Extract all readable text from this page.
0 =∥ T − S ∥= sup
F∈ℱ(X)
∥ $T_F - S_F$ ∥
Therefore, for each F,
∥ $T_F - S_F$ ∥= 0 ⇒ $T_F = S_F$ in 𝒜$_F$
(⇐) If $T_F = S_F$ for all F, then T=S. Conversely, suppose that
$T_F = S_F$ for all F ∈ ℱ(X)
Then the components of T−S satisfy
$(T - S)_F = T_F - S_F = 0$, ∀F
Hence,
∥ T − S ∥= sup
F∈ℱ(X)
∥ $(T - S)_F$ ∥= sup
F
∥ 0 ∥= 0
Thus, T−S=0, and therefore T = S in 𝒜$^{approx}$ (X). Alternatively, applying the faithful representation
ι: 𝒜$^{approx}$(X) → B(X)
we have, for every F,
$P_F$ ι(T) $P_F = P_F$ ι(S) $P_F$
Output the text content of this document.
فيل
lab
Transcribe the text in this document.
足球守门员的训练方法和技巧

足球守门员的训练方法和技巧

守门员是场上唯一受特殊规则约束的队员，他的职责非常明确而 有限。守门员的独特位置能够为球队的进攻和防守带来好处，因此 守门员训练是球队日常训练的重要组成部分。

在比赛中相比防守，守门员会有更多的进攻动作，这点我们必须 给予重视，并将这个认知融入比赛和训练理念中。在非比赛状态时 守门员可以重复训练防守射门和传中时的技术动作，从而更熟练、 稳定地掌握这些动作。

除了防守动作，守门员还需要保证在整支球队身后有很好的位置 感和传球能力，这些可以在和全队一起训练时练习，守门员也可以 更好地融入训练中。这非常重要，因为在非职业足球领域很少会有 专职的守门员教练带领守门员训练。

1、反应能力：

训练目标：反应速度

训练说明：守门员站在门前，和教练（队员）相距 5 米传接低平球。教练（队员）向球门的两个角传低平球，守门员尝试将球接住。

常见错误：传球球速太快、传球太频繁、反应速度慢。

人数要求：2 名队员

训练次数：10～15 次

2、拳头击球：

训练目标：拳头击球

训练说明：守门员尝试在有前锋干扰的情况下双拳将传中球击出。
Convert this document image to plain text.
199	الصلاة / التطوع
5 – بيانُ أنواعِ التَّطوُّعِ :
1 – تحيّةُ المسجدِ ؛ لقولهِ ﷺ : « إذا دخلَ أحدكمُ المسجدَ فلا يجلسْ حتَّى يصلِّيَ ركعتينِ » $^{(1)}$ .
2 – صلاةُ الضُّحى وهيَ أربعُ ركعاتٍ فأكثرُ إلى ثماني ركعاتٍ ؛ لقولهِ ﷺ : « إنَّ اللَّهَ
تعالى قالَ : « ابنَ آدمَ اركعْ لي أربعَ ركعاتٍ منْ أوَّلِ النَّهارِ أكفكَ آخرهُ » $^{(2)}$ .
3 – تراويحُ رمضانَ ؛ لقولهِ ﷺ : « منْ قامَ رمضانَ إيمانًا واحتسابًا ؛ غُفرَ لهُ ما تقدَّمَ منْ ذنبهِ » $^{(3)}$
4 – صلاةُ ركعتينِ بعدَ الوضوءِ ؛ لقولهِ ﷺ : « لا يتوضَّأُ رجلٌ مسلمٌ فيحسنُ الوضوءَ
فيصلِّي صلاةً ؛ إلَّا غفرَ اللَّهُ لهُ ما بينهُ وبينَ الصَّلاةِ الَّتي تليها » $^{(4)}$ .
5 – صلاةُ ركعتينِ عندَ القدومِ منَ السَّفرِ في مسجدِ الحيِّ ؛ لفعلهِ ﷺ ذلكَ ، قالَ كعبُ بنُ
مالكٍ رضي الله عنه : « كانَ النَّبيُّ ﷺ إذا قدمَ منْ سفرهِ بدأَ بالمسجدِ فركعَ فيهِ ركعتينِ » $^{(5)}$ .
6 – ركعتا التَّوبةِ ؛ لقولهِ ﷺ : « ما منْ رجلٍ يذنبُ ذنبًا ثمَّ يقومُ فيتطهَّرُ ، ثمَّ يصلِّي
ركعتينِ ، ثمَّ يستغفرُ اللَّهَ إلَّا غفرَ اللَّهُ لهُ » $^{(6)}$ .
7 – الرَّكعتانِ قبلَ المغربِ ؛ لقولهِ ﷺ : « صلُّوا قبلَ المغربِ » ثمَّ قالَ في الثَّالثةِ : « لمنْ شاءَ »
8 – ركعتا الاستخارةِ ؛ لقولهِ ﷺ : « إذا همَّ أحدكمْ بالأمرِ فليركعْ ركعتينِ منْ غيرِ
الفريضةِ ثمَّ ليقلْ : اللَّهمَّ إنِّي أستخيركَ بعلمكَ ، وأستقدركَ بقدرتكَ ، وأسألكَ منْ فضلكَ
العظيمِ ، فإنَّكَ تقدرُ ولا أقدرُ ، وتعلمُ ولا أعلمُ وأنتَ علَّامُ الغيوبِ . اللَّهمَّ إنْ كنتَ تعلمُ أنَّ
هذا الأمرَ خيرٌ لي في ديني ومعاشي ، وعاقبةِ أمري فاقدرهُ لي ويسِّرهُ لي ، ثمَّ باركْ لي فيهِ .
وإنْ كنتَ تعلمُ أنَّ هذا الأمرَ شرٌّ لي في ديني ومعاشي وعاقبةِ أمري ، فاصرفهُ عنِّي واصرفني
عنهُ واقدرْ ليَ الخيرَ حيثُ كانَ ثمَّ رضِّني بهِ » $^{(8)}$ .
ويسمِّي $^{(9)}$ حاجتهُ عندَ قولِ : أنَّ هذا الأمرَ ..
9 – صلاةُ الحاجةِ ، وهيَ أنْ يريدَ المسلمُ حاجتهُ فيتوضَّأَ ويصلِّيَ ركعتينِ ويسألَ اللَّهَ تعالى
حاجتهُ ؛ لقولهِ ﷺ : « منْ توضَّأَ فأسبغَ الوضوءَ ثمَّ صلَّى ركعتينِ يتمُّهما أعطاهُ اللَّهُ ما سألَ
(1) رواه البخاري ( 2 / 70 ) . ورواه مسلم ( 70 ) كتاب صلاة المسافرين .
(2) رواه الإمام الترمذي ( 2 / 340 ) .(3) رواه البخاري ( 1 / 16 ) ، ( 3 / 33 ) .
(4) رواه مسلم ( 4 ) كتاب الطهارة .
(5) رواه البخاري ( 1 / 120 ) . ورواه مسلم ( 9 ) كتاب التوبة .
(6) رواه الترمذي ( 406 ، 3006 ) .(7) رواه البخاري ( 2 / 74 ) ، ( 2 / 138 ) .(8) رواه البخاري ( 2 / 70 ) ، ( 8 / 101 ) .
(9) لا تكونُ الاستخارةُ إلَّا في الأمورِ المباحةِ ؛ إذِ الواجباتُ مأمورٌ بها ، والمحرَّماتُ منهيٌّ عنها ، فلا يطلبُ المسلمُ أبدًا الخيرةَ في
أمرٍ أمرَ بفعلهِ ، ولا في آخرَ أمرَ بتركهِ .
───
• _The task_
Each record must be repeated exactly as it is.

• _Result_
Extract all readable text from this page.
0 =∥ T − S ∥= sup
F∈ℱ(X)
∥ $T_F - S_F$ ∥
Therefore, for each F,
∥ $T_F - S_F$ ∥= 0 ⇒ $T_F = S_F$ in 𝒜$_F$
(⇐) If $T_F = S_F$ for all F, then T=S. Conversely, suppose that
$T_F = S_F$ for all F ∈ ℱ(X)
Then the components of T−S satisfy
$(T - S)_F = T_F - S_F = 0$, ∀F
Hence,
∥ T − S ∥= sup
F∈ℱ(X)
∥ $(T - S)_F$ ∥= sup
F
∥ 0 ∥= 0
Thus, T−S=0, and therefore T = S in 𝒜$^{approx}$ (X). Alternatively, applying the faithful representation
ι: 𝒜$^{approx}$(X) → B(X)
we have, for every F,
$P_F$ ι(T) $P_F = P_F$ ι(S) $P_F$
Output the text content of this document.
فيل
lab
Transcribe the text in this document.
足球守门员的训练方法和技巧

足球守门员的训练方法和技巧

守门员是场上唯一受特殊规则约束的队员，他的职责非常明确而 有限。守门员的独特位置能够为球队的进攻和防守带来好处，因此 守门员训练是球队日常训练的重要组成部分。

在比赛中相比防守，守门员会有更多的进攻动作，这点我们必须 给予重视，并将这个认知融入比赛和训练理念中。在非比赛状态时 守门员可以重复训练防守射门和传中时的技术动作，从而更熟练、 稳定地掌握这些动作。

除了防守动作，守门员还需要保证在整支球队身后有很好的位置 感和传球能力，这些可以在和全队一起训练时练习，守门员也可以 更好地融入训练中。这非常重要，因为在非职业足球领域很少会有 专职的守门员教练带领守门员训练。

1、反应能力：

训练目标：反应速度

训练说明：守门员站在门前，和教练（队员）相距 5 米传接低平球。教练（队员）向球门的两个角传低平球，守门员尝试将球接住。

常见错误：传球球速太快、传球太频繁、反应速度慢。

人数要求：2 名队员

训练次数：10～15 次

2、拳头击球：

训练目标：拳头击球

训练说明：守门员尝试在有前锋干扰的情况下双拳将传中球击出。
Convert this document image to plain text.
199	الصلاة / التطوع
5 – بيانُ أنواعِ التَّطوُّعِ :
1 – تحيّةُ المسجدِ ؛ لقولهِ ﷺ : « إذا دخلَ أحدكمُ المسجدَ فلا يجلسْ حتَّى يصلِّيَ ركعتينِ » $^{(1)}$ .
2 – صلاةُ الضُّحى وهيَ أربعُ ركعاتٍ فأكثرُ إلى ثماني ركعاتٍ ؛ لقولهِ ﷺ : « إنَّ اللَّهَ
تعالى قالَ : « ابنَ آدمَ اركعْ لي أربعَ ركعاتٍ منْ أوَّلِ النَّهارِ أكفكَ آخرهُ » $^{(2)}$ .
3 – تراويحُ رمضانَ ؛ لقولهِ ﷺ : « منْ قامَ رمضانَ إيمانًا واحتسابًا ؛ غُفرَ لهُ ما تقدَّمَ منْ ذنبهِ » $^{(3)}$
4 – صلاةُ ركعتينِ بعدَ الوضوءِ ؛ لقولهِ ﷺ : « لا يتوضَّأُ رجلٌ مسلمٌ فيحسنُ الوضوءَ
فيصلِّي صلاةً ؛ إلَّا غفرَ اللَّهُ لهُ ما بينهُ وبينَ الصَّلاةِ الَّتي تليها » $^{(4)}$ .
5 – صلاةُ ركعتينِ عندَ القدومِ منَ السَّفرِ في مسجدِ الحيِّ ؛ لفعلهِ ﷺ ذلكَ ، قالَ كعبُ بنُ
مالكٍ رضي الله عنه : « كانَ النَّبيُّ ﷺ إذا قدمَ منْ سفرهِ بدأَ بالمسجدِ فركعَ فيهِ ركعتينِ » $^{(5)}$ .
6 – ركعتا التَّوبةِ ؛ لقولهِ ﷺ : « ما منْ رجلٍ يذنبُ ذنبًا ثمَّ يقومُ فيتطهَّرُ ، ثمَّ يصلِّي
ركعتينِ ، ثمَّ يستغفرُ اللَّهَ إلَّا غفرَ اللَّهُ لهُ » $^{(6)}$ .
7 – الرَّكعتانِ قبلَ المغربِ ؛ لقولهِ ﷺ : « صلُّوا قبلَ المغربِ » ثمَّ قالَ في الثَّالثةِ : « لمنْ شاءَ »
8 – ركعتا الاستخارةِ ؛ لقولهِ ﷺ : « إذا همَّ أحدكمْ بالأمرِ فليركعْ ركعتينِ منْ غيرِ
الفريضةِ ثمَّ ليقلْ : اللَّهمَّ إنِّي أستخيركَ بعلمكَ ، وأستقدركَ بقدرتكَ ، وأسألكَ منْ فضلكَ
العظيمِ ، فإنَّكَ تقدرُ ولا أقدرُ ، وتعلمُ ولا أعلمُ وأنتَ علَّامُ الغيوبِ . اللَّهمَّ إنْ كنتَ تعلمُ أنَّ
هذا الأمرَ خيرٌ لي في ديني ومعاشي ، وعاقبةِ أمري فاقدرهُ لي ويسِّرهُ لي ، ثمَّ باركْ لي فيهِ .
وإنْ كنتَ تعلمُ أنَّ هذا الأمرَ شرٌّ لي في ديني ومعاشي وعاقبةِ أمري ، فاصرفهُ عنِّي واصرفني
عنهُ واقدرْ ليَ الخيرَ حيثُ كانَ ثمَّ رضِّني بهِ » $^{(8)}$ .
ويسمِّي $^{(9)}$ حاجتهُ عندَ قولِ : أنَّ هذا الأمرَ ..
9 – صلاةُ الحاجةِ ، وهيَ أنْ يريدَ المسلمُ حاجتهُ فيتوضَّأَ ويصلِّيَ ركعتينِ ويسألَ اللَّهَ تعالى
حاجتهُ ؛ لقولهِ ﷺ : « منْ توضَّأَ فأسبغَ الوضوءَ ثمَّ صلَّى ركعتينِ يتمُّهما أعطاهُ اللَّهُ ما سألَ
(1) رواه البخاري ( 2 / 70 ) . ورواه مسلم ( 70 ) كتاب صلاة المسافرين .
(2) رواه الإمام الترمذي ( 2 / 340 ) .(3) رواه البخاري ( 1 / 16 ) ، ( 3 / 33 ) .
(4) رواه مسلم ( 4 ) كتاب الطهارة .
(5) رواه البخاري ( 1 / 120 ) . ورواه مسلم ( 9 ) كتاب التوبة .
(6) رواه الترمذي ( 406 ، 3006 ) .(7) رواه البخاري ( 2 / 74 ) ، ( 2 / 138 ) .(8) رواه البخاري ( 2 / 70 ) ، ( 8 / 101 ) .
(9) لا تكونُ الاستخارةُ إلَّا في الأمورِ المباحةِ ؛ إذِ الواجباتُ مأمورٌ بها ، والمحرَّماتُ منهيٌّ عنها ، فلا يطلبُ المسلمُ أبدًا الخيرةَ في
أمرٍ أمرَ بفعلهِ ، ولا في آخرَ أمرَ بتركهِ .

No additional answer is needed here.